Your instructions -
How many lines of these entries hold the string "JSON"? Reply with the number alone.
___ Given records ___
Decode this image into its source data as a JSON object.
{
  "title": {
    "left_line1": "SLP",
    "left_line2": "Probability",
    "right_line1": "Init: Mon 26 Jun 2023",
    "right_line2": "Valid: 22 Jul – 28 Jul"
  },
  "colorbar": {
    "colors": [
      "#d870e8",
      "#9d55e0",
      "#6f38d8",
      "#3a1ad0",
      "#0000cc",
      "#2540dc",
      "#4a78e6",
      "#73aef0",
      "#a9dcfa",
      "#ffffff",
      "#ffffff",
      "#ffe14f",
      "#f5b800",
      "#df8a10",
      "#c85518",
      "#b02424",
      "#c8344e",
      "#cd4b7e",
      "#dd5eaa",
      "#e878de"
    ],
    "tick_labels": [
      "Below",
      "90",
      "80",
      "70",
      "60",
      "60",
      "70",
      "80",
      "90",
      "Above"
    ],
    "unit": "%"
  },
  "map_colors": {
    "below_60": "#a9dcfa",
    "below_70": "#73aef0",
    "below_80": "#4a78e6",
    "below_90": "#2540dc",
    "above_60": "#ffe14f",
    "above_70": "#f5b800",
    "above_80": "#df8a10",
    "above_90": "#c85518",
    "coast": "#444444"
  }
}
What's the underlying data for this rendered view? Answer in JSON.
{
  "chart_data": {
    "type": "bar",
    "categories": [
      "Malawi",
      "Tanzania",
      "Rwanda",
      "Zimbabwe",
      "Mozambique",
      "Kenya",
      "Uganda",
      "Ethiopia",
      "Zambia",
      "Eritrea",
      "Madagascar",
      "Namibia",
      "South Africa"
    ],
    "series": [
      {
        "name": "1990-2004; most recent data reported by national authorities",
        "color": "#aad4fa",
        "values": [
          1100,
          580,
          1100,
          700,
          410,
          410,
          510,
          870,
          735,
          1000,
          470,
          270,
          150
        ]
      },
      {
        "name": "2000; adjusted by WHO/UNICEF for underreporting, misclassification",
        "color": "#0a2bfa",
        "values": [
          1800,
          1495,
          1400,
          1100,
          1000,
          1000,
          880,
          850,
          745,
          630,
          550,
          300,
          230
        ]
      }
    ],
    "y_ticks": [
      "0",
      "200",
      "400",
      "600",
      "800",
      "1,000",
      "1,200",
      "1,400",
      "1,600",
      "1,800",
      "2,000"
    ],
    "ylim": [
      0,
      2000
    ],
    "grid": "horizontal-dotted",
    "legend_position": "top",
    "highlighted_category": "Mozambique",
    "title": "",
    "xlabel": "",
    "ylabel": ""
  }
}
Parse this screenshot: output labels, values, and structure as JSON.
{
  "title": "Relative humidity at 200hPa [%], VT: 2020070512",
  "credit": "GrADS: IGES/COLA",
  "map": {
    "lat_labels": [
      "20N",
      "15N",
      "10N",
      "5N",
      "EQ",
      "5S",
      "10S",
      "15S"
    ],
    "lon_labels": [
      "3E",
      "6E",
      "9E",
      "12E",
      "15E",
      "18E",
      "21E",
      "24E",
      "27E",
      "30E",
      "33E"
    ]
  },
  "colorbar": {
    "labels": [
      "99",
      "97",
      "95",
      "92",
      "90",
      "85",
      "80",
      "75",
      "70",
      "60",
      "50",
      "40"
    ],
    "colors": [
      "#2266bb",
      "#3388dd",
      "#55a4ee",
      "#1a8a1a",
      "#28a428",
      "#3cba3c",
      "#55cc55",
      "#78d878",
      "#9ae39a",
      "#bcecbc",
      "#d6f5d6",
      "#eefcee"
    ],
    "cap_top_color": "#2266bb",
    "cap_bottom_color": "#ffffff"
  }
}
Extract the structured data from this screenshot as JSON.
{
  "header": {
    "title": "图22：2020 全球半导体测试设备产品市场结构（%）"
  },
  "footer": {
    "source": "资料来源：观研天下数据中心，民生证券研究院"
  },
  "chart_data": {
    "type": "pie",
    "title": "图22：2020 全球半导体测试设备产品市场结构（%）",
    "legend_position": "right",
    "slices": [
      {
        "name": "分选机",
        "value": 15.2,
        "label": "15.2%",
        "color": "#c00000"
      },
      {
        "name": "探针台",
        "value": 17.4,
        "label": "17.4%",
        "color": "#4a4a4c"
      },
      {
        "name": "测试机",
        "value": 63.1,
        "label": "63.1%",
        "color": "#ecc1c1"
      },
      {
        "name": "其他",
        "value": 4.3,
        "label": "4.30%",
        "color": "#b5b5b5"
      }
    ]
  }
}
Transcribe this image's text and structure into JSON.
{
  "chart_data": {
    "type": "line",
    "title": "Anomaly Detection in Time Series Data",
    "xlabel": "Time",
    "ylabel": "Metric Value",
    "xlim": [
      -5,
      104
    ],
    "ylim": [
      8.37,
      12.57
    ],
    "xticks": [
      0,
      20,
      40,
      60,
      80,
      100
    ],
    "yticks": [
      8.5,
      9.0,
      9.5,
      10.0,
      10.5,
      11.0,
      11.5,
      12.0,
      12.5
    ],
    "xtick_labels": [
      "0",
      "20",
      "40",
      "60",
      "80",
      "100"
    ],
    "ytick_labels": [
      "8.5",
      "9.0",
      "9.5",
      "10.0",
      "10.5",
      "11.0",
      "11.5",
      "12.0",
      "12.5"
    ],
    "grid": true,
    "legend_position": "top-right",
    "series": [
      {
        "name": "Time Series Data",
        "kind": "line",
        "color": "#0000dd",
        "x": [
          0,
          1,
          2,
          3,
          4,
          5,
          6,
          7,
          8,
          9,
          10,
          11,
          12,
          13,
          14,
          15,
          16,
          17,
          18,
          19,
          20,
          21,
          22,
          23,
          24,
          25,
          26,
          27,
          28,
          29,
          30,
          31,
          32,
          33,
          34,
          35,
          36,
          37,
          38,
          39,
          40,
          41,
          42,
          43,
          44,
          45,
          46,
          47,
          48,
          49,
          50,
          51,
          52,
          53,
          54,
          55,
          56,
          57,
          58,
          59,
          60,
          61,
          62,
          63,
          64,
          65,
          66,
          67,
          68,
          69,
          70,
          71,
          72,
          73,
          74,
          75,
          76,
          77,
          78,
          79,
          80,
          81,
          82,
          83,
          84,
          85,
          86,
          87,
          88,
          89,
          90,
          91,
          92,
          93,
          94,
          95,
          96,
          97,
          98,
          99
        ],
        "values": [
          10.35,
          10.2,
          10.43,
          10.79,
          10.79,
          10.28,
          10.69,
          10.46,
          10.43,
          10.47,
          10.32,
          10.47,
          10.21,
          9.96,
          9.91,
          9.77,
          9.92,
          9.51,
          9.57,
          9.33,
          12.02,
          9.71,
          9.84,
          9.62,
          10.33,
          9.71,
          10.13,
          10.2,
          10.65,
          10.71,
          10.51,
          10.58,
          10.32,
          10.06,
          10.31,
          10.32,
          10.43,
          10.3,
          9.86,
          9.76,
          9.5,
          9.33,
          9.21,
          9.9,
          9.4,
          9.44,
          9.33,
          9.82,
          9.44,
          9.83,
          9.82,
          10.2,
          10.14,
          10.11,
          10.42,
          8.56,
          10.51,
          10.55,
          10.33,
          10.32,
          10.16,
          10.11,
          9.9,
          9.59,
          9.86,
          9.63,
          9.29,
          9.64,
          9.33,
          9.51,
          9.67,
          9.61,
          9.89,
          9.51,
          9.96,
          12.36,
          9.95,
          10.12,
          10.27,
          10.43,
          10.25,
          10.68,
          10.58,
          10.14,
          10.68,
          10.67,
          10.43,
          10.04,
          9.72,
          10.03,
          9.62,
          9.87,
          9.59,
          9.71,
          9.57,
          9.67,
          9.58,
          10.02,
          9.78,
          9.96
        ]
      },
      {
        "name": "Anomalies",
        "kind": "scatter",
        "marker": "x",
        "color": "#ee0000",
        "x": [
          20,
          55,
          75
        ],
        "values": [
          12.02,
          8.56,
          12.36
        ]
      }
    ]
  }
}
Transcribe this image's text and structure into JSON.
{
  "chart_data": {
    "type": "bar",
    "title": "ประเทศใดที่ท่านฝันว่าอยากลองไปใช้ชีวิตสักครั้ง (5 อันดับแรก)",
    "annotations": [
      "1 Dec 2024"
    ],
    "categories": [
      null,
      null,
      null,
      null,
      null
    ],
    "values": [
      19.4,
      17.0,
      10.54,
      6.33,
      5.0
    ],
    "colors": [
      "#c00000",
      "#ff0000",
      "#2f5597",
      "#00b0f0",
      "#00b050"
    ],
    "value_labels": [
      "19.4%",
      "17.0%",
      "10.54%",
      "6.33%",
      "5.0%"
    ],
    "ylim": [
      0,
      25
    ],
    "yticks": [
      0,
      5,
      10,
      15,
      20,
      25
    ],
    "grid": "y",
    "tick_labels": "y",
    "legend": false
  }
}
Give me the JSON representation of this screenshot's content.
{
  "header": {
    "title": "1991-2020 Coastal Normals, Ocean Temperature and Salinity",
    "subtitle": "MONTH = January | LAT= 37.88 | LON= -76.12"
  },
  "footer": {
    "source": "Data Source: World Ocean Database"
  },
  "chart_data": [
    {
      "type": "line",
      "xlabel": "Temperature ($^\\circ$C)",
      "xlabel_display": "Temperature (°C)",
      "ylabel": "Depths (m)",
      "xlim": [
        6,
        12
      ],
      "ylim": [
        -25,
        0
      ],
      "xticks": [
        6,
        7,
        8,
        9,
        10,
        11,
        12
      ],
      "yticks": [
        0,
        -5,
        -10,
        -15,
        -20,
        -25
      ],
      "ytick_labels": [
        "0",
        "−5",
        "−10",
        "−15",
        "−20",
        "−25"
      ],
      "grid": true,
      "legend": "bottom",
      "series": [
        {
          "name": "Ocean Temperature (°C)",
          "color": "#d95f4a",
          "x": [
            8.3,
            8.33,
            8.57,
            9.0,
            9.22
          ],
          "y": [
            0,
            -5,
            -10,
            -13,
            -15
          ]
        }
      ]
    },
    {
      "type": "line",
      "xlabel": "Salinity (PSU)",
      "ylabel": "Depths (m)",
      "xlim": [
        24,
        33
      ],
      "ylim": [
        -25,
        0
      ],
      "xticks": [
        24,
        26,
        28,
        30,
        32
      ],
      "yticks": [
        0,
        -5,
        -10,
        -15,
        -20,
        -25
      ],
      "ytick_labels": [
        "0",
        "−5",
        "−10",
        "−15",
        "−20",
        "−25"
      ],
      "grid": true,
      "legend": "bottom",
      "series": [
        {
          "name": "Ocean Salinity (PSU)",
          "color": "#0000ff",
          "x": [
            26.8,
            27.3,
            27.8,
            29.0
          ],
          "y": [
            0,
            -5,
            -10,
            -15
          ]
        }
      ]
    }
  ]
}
___
Answer to this problem -
7